--- Recorded data ---
↓↓↓
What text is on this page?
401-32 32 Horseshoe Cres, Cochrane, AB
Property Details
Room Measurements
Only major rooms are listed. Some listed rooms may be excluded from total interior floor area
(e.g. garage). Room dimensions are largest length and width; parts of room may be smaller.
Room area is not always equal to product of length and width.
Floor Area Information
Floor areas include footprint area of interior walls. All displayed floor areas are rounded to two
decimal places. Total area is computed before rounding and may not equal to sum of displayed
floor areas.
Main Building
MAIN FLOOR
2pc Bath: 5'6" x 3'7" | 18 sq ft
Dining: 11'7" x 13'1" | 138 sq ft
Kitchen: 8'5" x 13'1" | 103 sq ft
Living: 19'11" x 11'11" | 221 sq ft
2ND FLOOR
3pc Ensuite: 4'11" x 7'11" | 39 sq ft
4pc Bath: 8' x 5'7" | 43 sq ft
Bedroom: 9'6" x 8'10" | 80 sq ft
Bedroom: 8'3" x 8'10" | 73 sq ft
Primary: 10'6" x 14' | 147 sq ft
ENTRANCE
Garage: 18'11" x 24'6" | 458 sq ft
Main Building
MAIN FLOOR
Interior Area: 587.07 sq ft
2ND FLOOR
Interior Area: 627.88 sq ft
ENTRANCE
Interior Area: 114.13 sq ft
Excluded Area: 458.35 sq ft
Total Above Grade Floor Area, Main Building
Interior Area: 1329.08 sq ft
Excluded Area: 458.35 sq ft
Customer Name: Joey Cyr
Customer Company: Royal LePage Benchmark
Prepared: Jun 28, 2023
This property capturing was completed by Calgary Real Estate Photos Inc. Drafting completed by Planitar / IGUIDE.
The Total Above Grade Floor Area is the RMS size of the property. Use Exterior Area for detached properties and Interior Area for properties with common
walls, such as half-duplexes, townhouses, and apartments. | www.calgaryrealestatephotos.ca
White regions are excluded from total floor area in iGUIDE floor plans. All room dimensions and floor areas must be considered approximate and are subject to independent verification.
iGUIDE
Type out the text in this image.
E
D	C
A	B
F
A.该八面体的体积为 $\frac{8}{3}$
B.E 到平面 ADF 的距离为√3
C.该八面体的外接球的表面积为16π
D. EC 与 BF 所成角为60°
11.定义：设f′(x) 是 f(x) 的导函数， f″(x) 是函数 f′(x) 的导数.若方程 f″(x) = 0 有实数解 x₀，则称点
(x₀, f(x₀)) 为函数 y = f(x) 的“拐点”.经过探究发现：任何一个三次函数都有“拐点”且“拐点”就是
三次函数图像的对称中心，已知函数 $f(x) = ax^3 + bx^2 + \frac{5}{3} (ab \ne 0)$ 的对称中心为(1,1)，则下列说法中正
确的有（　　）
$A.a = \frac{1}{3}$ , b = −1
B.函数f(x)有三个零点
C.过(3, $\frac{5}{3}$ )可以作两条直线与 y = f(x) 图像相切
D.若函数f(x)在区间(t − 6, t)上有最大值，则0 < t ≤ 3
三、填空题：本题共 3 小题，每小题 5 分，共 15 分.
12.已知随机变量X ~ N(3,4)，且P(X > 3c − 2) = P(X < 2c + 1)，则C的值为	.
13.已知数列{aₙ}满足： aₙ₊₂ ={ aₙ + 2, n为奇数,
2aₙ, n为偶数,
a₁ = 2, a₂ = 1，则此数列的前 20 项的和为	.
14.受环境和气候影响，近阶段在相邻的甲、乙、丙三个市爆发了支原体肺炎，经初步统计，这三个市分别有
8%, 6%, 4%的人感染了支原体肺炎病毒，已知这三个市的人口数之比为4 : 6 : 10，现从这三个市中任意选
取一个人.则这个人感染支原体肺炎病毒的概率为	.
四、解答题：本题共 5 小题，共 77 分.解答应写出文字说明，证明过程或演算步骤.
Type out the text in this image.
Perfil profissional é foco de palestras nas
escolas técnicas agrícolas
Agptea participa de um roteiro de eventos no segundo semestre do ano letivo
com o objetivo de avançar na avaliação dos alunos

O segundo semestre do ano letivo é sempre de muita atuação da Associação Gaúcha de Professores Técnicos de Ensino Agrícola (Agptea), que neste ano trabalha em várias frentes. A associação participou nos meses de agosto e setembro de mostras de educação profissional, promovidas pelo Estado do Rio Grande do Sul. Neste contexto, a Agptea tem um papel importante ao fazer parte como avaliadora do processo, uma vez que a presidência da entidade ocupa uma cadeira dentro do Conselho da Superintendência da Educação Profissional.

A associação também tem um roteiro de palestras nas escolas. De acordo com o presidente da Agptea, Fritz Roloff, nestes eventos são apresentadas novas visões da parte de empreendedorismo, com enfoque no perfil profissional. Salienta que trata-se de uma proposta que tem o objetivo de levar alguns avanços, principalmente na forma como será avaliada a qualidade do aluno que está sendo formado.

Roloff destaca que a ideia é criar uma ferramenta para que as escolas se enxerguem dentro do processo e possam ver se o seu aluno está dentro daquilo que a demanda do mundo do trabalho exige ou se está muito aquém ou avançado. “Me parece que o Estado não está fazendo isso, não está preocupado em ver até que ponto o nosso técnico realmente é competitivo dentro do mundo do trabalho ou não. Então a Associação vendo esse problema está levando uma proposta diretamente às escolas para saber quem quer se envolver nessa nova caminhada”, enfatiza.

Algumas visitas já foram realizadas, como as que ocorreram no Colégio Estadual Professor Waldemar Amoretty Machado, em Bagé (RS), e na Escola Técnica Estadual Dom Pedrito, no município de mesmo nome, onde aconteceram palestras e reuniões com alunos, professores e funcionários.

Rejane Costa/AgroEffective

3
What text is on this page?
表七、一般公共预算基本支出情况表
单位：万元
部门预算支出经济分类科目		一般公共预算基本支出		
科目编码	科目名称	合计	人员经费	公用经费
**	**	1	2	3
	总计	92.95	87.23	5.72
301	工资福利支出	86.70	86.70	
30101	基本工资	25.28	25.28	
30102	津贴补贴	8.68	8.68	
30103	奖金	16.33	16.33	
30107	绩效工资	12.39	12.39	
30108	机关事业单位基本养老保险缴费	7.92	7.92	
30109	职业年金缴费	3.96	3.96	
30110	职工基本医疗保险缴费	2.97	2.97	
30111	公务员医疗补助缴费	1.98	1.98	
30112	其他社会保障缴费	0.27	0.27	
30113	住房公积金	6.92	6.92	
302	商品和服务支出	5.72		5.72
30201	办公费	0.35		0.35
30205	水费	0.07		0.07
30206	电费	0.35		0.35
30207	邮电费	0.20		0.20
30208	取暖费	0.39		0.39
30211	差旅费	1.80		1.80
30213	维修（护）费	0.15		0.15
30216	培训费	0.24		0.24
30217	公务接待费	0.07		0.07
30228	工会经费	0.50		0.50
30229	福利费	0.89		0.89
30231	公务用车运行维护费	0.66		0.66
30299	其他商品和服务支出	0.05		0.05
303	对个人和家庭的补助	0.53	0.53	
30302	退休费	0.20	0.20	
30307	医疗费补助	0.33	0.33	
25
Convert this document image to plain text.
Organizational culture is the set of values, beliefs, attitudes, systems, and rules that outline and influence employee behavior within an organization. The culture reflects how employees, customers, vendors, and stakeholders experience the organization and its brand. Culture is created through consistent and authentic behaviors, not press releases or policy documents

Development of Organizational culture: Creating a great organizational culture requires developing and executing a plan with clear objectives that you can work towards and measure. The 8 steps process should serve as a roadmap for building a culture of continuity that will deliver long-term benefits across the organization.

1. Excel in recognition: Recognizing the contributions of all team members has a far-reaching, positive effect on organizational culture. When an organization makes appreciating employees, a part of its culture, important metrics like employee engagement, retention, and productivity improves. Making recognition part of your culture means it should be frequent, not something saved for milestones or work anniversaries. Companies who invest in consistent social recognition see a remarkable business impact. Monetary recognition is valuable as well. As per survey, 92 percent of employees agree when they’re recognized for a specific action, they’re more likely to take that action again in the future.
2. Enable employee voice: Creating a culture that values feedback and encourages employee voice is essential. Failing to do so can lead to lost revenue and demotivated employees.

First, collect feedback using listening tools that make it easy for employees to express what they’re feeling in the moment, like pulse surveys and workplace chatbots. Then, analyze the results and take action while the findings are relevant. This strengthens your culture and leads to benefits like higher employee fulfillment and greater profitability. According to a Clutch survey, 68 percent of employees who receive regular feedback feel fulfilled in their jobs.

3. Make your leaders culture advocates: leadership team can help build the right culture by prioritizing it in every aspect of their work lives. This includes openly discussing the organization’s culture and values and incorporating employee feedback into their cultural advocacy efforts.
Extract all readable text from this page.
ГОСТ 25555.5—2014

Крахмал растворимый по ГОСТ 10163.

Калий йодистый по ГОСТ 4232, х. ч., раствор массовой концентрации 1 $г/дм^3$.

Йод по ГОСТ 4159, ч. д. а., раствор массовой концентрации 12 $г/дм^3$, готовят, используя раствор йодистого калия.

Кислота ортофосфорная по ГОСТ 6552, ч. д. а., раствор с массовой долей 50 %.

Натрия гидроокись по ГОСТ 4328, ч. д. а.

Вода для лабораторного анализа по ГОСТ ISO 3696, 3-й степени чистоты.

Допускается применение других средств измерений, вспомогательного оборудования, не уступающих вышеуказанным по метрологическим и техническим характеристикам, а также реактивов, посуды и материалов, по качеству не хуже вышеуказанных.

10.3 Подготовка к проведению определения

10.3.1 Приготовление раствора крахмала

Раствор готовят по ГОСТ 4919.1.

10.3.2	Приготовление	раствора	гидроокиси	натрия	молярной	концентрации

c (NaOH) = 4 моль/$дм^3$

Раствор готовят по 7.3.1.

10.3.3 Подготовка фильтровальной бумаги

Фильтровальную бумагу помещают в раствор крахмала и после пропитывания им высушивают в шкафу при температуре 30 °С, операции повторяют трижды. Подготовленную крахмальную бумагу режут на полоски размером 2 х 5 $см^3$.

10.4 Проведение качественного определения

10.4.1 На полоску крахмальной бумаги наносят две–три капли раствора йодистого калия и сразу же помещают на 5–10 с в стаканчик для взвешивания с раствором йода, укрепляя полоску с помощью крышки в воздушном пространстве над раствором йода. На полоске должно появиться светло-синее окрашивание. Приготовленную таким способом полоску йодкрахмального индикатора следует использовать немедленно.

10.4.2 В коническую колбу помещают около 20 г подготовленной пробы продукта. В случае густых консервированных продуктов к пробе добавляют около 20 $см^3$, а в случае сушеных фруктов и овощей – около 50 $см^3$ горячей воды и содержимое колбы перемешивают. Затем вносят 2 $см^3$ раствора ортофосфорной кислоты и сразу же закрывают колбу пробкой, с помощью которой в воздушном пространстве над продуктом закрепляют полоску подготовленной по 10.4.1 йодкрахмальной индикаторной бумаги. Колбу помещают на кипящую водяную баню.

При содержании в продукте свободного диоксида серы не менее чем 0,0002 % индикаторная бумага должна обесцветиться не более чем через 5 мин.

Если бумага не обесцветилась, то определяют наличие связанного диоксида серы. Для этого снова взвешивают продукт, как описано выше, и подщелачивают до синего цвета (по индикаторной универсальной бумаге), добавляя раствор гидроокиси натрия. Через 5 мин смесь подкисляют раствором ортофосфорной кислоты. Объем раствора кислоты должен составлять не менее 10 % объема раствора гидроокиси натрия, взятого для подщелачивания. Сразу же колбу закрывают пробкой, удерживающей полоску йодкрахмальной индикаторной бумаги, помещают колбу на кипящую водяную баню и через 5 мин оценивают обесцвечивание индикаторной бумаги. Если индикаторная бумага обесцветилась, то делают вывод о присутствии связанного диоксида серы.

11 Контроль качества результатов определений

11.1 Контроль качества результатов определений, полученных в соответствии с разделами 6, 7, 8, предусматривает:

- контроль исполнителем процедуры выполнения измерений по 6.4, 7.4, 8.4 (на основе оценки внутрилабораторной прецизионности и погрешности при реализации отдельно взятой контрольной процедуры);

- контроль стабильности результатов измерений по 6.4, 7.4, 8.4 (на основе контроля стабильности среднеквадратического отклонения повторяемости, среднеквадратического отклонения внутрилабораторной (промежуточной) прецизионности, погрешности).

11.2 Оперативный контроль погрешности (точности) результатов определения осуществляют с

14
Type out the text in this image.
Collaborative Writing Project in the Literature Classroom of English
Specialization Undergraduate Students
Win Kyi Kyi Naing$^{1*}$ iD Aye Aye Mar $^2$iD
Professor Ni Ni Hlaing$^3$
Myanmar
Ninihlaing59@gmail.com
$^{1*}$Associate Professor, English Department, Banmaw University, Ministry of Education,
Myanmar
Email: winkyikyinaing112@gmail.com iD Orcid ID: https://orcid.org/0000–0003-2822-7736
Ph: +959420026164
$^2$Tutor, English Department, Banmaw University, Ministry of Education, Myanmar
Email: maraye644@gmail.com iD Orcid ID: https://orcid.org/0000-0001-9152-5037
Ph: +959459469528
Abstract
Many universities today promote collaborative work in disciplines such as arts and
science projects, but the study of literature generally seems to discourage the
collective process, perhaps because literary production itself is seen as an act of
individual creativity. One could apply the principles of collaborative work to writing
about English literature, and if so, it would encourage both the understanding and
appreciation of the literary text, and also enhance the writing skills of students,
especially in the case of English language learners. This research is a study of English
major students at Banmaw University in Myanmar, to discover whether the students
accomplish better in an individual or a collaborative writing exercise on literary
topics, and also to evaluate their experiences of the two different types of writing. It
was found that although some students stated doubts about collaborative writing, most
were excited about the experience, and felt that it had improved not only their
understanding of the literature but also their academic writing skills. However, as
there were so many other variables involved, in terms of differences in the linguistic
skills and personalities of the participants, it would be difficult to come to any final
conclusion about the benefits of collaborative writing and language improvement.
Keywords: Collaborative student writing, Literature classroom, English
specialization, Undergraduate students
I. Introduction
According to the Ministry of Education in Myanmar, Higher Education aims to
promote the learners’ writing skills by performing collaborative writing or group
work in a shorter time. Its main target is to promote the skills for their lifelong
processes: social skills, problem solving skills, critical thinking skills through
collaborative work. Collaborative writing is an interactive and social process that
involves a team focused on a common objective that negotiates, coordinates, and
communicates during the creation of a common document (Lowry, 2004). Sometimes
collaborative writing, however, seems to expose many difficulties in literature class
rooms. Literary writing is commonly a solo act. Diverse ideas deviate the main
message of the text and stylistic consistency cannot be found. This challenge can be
↑↑↑
--- WHAT THIS TASK INVOLVES ---
How many lines of the listing include the string "from"? Answer with the number alone.

--- EXPECTED ANSWER ---
3